> **EXTRACTED DATA**:
= = = = =

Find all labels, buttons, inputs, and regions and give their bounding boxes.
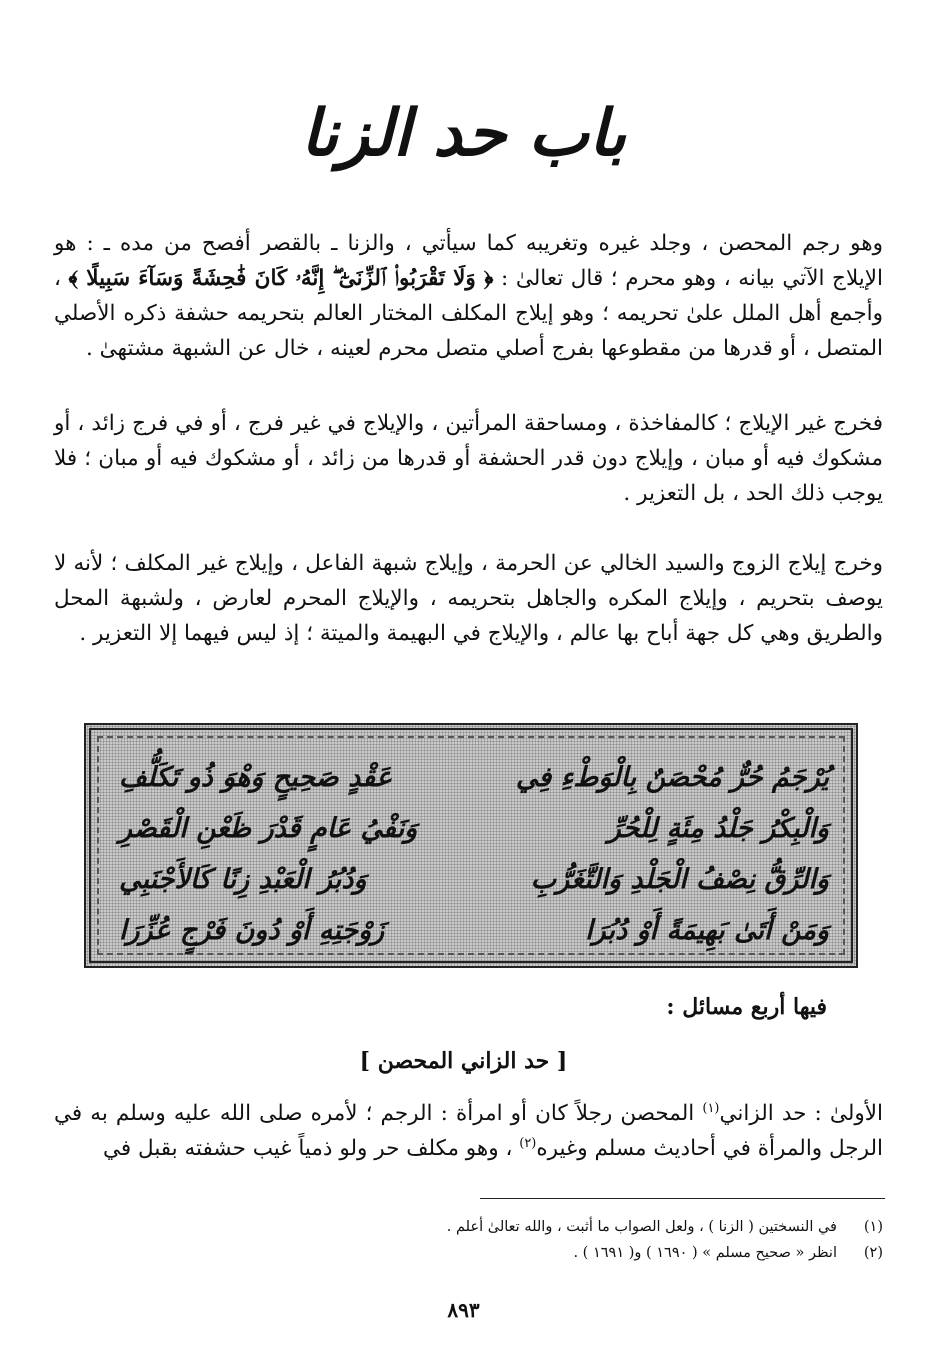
poem-hemistich-second: وَنَفْيُ عَامٍ قَدْرَ ظَعْنِ الْقَصْرِ xyxy=(119,812,418,844)
paragraph-definition xyxy=(54,226,883,366)
quran-verse: ﴿ وَلَا تَقْرَبُوا۟ ٱلزِّنَىٰٓ ۖ إِنَّهُۥ كَانَ فَٰحِشَةً وَسَآءَ سَبِيلًا ﴾ xyxy=(68,266,494,291)
footnote xyxy=(330,1214,883,1240)
paragraph-text: ، وهو مكلف حر ولو ذمياً غيب حشفته بقبل في xyxy=(103,1136,520,1161)
footnote-divider xyxy=(480,1198,885,1199)
footnote xyxy=(330,1240,883,1266)
paragraph-text: الأولىٰ : حد الزاني xyxy=(719,1101,883,1126)
poem-verse xyxy=(119,854,829,904)
issues-intro: فيها أربع مسائل : xyxy=(666,994,827,1020)
paragraph-first-issue xyxy=(54,1096,883,1166)
poem-verse xyxy=(119,803,829,853)
poem-hemistich-first: وَمَنْ أَتَىٰ بَهِيمَةً أَوْ دُبُرَا xyxy=(585,914,829,946)
poem-verse xyxy=(119,752,829,802)
poem-hemistich-second: زَوْجَتِهِ أَوْ دُونَ فَرْجٍ عُزِّرَا xyxy=(119,914,385,946)
paragraph-exclusions-2: وخرج إيلاج الزوج والسيد الخالي عن الحرمة ، وإيلاج شبهة الفاعل ، وإيلاج غير المكلف ؛ لأنه لا يوصف بتحريم ، وإيلاج المكره والجاهل بتحريمه ، والإيلاج المحرم لعارض ، ولشبهة المحل والطريق وهي كل جهة أباح بها عالم ، والإيلاج في البهيمة والميتة ؛ إذ ليس فيهما إلا التعزير . xyxy=(54,551,883,646)
poem-box xyxy=(84,723,858,968)
poem-hemistich-first: وَالْبِكْرُ جَلْدُ مِئَةٍ لِلْحُرِّ xyxy=(607,812,829,844)
footnote-ref[interactable]: (٢) xyxy=(519,1135,537,1151)
poem-hemistich-second: عَقْدٍ صَحِيحٍ وَهْوَ ذُو تَكَلُّفِ xyxy=(119,761,393,793)
poem-hemistich-first: يُرْجَمُ حُرٌّ مُحْصَنٌ بِالْوَطْءِ فِي xyxy=(515,761,829,793)
footnote-text: في النسختين ( الزنا ) ، ولعل الصواب ما أثبت ، والله تعالىٰ أعلم . xyxy=(446,1219,837,1235)
paragraph-text: المحصن رجلاً كان أو امرأة : الرجم ؛ لأمره صلى الله عليه وسلم به في الرجل والمرأة في أحاديث مسلم وغيره xyxy=(54,1101,883,1161)
page-number: ٨٩٣ xyxy=(447,1298,480,1322)
chapter-title: باب حد الزنا xyxy=(300,96,627,171)
poem-hemistich-first: وَالرِّقُّ نِصْفُ الْجَلْدِ وَالتَّغَرُّبِ xyxy=(530,863,829,895)
footnote-number: (١) xyxy=(863,1219,883,1235)
section-subheading: [ حد الزاني المحصن ] xyxy=(359,1048,568,1074)
footnote-text: انظر « صحيح مسلم » ( ١٦٩٠ ) و( ١٦٩١ ) . xyxy=(573,1245,837,1261)
paragraph-text: ، وأجمع أهل الملل علىٰ تحريمه ؛ وهو إيلاج المكلف المختار العالم بتحريمه حشفة ذكره الأصلي المتصل ، أو قدرها من مقطوعها بفرج أصلي متصل محرم لعينه ، خال عن الشبهة مشتهىٰ . xyxy=(54,266,883,361)
poem-hemistich-second: وَدُبُرُ الْعَبْدِ زِنًا كَالأَجْنَبِي xyxy=(119,863,367,895)
paragraph-text: وهو رجم المحصن ، وجلد غيره وتغريبه كما سيأتي ، والزنا ـ بالقصر أفصح من مده ـ : هو الإيلاج الآتي بيانه ، وهو محرم ؛ قال تعالىٰ : xyxy=(54,231,883,291)
paragraph-exclusions: فخرج غير الإيلاج ؛ كالمفاخذة ، ومساحقة المرأتين ، والإيلاج في غير فرج ، أو في فرج زائد ، أو مشكوك فيه أو مبان ، وإيلاج دون قدر الحشفة أو قدرها من زائد ، أو مشكوك فيه أو مبان ؛ فلا يوجب ذلك الحد ، بل التعزير . xyxy=(54,411,883,506)
footnote-ref[interactable]: (١) xyxy=(702,1100,720,1116)
poem-verse xyxy=(119,905,829,955)
footnote-number: (٢) xyxy=(863,1245,883,1261)
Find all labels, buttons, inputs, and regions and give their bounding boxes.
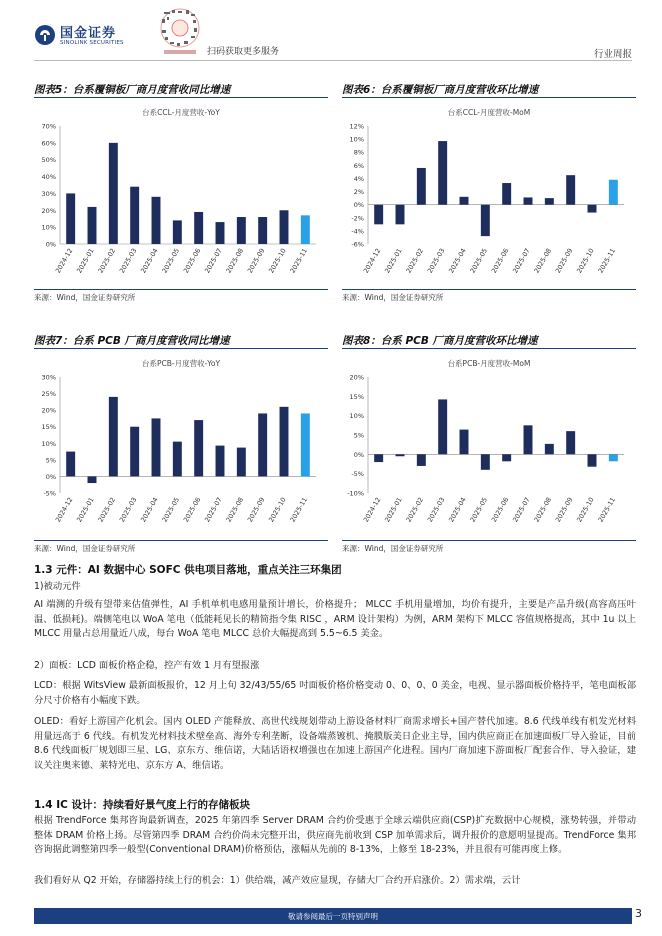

= = = = =

> **STATED PROBLEM**: Put the lines of the records into a numbered list, leaving out blank lines: the part that opens with the line containing "poem-hemistich-second: وَنَفْيُ عَامٍ" and closes with the line containing "poem-hemistich-second: عَقْدٍ صَحِيحٍ", both ends included.

> **EXERCISE RESPONSE**:
1. poem-hemistich-second: وَنَفْيُ عَامٍ قَدْرَ ظَعْنِ الْقَصْرِ xyxy=(119,812,418,844)
2. paragraph-definition xyxy=(54,226,883,366)
3. quran-verse: ﴿ وَلَا تَقْرَبُوا۟ ٱلزِّنَىٰٓ ۖ إِنَّهُۥ كَانَ فَٰحِشَةً وَسَآءَ سَبِيلًا ﴾ xyxy=(68,266,494,291)
4. footnote xyxy=(330,1214,883,1240)
5. paragraph-text: ، وهو مكلف حر ولو ذمياً غيب حشفته بقبل في xyxy=(103,1136,520,1161)
6. footnote-divider xyxy=(480,1198,885,1199)
7. footnote xyxy=(330,1240,883,1266)
8. paragraph-text: الأولىٰ : حد الزاني xyxy=(719,1101,883,1126)
9. poem-verse xyxy=(119,854,829,904)
10. issues-intro: فيها أربع مسائل : xyxy=(666,994,827,1020)
11. paragraph-first-issue xyxy=(54,1096,883,1166)
12. poem-verse xyxy=(119,803,829,853)
13. poem-hemistich-first: وَمَنْ أَتَىٰ بَهِيمَةً أَوْ دُبُرَا xyxy=(585,914,829,946)
14. poem-verse xyxy=(119,752,829,802)
15. poem-hemistich-second: زَوْجَتِهِ أَوْ دُونَ فَرْجٍ عُزِّرَا xyxy=(119,914,385,946)
16. paragraph-exclusions-2: وخرج إيلاج الزوج والسيد الخالي عن الحرمة ، وإيلاج شبهة الفاعل ، وإيلاج غير المكلف ؛ لأنه لا يوصف بتحريم ، وإيلاج المكره والجاهل بتحريمه ، والإيلاج المحرم لعارض ، ولشبهة المحل والطريق وهي كل جهة أباح بها عالم ، والإيلاج في البهيمة والميتة ؛ إذ ليس فيهما إلا التعزير . xyxy=(54,551,883,646)
17. poem-box xyxy=(84,723,858,968)
18. poem-hemistich-first: وَالْبِكْرُ جَلْدُ مِئَةٍ لِلْحُرِّ xyxy=(607,812,829,844)
19. footnote-ref[interactable]: (٢) xyxy=(519,1135,537,1151)
20. poem-hemistich-second: عَقْدٍ صَحِيحٍ وَهْوَ ذُو تَكَلُّفِ xyxy=(119,761,393,793)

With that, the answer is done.